■ **SET PROBLEM**
Extract all data as written.

+++ DATA TO USE

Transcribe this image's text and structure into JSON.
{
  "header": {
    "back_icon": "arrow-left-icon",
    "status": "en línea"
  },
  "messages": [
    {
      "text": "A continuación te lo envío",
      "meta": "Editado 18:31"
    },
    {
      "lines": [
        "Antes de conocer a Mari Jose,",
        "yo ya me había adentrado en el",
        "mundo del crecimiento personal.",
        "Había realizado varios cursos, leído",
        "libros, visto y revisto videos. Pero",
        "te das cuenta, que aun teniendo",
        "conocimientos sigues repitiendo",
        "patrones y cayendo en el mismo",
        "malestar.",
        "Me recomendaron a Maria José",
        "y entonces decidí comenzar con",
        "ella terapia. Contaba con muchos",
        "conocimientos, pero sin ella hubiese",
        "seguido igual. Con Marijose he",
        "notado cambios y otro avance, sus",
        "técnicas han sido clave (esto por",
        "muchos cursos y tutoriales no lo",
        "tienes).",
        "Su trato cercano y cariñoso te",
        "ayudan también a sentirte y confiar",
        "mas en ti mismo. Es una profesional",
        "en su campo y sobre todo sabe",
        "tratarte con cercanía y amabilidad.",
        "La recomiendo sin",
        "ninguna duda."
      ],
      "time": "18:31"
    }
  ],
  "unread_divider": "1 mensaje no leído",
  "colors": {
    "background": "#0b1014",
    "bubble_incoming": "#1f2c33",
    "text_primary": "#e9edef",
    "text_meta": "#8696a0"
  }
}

++++++

■ **RESULT BELOW**
Transcribe this image's text and structure into JSON.
{
  "header": {
    "back_icon": "arrow-left-icon",
    "status": "en línea"
  },
  "messages": [
    {
      "text": "A continuación te lo envío",
      "meta": "Editado 18:31"
    },
    {
      "lines": [
        "Antes de conocer a Mari Jose,",
        "yo ya me había adentrado en el",
        "mundo del crecimiento personal.",
        "Había realizado varios cursos, leído",
        "libros, visto y revisto videos. Pero",
        "te das cuenta, que aun teniendo",
        "conocimientos sigues repitiendo",
        "patrones y cayendo en el mismo",
        "malestar.",
        "Me recomendaron a Maria José",
        "y entonces decidí comenzar con",
        "ella terapia. Contaba con muchos",
        "conocimientos, pero sin ella hubiese",
        "seguido igual. Con Marijose he",
        "notado cambios y otro avance, sus",
        "técnicas han sido clave (esto por",
        "muchos cursos y tutoriales no lo",
        "tienes).",
        "Su trato cercano y cariñoso te",
        "ayudan también a sentirte y confiar",
        "mas en ti mismo. Es una profesional",
        "en su campo y sobre todo sabe",
        "tratarte con cercanía y amabilidad.",
        "La recomiendo sin",
        "ninguna duda."
      ],
      "time": "18:31"
    }
  ],
  "unread_divider": "1 mensaje no leído",
  "colors": {
    "background": "#0b1014",
    "bubble_incoming": "#1f2c33",
    "text_primary": "#e9edef",
    "text_meta": "#8696a0"
  }
}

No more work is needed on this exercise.